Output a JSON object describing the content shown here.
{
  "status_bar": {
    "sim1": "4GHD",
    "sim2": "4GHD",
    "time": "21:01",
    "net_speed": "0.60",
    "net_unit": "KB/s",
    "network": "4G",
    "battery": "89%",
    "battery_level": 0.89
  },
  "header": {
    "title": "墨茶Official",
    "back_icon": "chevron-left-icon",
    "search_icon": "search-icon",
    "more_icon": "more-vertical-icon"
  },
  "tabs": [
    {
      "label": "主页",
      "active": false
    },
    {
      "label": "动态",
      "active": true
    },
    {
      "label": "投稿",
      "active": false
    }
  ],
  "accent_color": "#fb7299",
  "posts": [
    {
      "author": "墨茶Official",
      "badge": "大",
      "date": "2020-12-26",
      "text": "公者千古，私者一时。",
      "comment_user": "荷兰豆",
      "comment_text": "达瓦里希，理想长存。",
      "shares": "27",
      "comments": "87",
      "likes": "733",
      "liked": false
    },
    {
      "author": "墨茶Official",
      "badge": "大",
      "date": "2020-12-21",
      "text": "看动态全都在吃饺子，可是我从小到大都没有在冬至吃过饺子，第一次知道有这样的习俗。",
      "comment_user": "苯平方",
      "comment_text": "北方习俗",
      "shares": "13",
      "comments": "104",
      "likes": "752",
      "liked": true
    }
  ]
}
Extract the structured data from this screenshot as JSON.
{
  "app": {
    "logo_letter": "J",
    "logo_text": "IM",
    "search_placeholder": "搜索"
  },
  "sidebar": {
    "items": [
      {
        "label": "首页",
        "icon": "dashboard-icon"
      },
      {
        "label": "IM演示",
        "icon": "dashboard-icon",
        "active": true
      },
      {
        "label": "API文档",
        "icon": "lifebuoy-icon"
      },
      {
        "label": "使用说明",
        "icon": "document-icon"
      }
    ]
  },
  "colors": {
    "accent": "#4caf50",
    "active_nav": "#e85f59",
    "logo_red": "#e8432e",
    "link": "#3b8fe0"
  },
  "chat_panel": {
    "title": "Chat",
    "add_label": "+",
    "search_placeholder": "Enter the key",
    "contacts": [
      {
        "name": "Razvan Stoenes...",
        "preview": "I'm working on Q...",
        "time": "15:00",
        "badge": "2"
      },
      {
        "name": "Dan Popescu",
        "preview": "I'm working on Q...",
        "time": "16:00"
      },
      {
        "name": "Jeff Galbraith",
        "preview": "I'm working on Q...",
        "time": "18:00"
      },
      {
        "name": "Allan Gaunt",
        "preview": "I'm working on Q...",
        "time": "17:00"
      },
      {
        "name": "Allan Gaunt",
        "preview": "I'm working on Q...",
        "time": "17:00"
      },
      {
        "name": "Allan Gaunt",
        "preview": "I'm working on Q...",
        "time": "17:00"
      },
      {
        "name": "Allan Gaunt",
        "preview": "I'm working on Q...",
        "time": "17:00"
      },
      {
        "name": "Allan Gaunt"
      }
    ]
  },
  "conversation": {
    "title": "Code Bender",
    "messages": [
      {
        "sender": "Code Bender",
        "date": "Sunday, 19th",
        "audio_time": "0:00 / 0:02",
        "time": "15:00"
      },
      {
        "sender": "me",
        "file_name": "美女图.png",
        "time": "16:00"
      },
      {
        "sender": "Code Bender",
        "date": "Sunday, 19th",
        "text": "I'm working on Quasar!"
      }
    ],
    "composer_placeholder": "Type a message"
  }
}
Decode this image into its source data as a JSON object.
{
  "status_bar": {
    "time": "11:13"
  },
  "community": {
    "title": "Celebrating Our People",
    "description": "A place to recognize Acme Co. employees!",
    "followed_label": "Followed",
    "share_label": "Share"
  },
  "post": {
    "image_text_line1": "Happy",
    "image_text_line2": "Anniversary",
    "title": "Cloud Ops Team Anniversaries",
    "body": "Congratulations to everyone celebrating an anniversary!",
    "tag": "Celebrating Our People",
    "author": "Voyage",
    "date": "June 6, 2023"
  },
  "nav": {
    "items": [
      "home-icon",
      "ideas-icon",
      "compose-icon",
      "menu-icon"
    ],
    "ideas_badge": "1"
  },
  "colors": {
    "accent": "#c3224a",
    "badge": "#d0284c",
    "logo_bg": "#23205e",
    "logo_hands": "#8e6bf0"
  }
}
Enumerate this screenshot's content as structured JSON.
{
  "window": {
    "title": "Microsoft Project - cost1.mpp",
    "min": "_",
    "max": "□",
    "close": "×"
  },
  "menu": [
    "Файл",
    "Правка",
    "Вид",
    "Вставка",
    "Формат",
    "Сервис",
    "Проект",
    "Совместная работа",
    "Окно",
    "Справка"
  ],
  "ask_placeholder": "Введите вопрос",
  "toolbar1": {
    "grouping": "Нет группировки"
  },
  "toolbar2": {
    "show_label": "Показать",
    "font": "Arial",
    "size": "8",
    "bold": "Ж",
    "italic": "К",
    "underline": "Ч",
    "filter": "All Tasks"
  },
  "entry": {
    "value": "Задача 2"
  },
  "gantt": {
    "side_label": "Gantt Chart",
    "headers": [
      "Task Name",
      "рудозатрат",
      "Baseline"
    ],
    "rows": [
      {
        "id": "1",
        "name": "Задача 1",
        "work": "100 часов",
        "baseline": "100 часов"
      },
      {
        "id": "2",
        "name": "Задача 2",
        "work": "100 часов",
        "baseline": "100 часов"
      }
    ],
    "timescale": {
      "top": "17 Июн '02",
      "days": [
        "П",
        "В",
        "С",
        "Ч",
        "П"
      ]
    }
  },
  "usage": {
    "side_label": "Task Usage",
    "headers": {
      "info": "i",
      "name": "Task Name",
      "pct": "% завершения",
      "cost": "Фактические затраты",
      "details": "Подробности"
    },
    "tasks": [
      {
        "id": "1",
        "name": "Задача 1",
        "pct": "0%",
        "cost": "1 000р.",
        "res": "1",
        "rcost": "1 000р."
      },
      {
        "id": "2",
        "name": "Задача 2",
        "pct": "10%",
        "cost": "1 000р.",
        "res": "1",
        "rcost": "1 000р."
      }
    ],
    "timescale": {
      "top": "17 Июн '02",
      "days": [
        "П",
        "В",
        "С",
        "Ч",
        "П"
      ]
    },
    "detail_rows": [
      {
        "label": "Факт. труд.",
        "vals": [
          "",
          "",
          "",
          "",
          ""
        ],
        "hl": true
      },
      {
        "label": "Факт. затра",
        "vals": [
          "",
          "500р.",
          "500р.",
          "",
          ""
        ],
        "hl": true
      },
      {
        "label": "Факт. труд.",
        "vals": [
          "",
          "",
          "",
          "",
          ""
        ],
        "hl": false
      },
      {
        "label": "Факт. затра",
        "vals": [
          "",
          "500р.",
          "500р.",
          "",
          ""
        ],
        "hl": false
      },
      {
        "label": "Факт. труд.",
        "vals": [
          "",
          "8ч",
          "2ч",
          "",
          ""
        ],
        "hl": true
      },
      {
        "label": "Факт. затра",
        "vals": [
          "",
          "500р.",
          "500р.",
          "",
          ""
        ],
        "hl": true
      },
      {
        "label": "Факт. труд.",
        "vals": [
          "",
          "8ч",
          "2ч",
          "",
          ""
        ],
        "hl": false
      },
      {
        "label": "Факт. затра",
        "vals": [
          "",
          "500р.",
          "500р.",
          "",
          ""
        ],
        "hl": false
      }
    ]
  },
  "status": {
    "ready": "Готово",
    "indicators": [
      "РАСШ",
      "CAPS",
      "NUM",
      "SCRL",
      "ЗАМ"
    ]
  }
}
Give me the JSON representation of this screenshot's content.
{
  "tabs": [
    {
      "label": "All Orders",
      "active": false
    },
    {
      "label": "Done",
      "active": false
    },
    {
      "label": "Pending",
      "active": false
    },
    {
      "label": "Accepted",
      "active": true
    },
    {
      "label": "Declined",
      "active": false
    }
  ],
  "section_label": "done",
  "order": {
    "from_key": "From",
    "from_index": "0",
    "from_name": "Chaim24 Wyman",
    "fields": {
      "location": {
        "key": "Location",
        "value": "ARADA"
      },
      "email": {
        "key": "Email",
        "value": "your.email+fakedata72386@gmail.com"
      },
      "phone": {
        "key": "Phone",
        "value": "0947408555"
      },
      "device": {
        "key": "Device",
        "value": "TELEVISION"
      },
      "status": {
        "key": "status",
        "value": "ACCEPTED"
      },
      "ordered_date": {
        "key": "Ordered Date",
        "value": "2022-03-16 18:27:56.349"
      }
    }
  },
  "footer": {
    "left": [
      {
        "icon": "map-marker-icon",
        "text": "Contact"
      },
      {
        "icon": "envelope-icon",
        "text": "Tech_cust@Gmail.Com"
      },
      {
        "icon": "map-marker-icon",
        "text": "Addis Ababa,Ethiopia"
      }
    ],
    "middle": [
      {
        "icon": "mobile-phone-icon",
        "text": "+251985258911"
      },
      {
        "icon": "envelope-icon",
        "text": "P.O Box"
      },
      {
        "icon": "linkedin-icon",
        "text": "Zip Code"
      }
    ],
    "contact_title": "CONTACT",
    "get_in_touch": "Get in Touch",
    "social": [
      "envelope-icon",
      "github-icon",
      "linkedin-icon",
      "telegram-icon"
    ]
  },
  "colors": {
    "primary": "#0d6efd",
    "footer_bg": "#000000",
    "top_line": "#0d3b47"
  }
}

• • • • •

Scan the lines for the string "value". Copy out each line that matches.

● ANSWER BELOW:
    "value": "Задача 2"
        "value": "ARADA"
        "value": "your.email+fakedata72386@gmail.com"
        "value": "0947408555"
        "value": "TELEVISION"
        "value": "ACCEPTED"
        "value": "2022-03-16 18:27:56.349"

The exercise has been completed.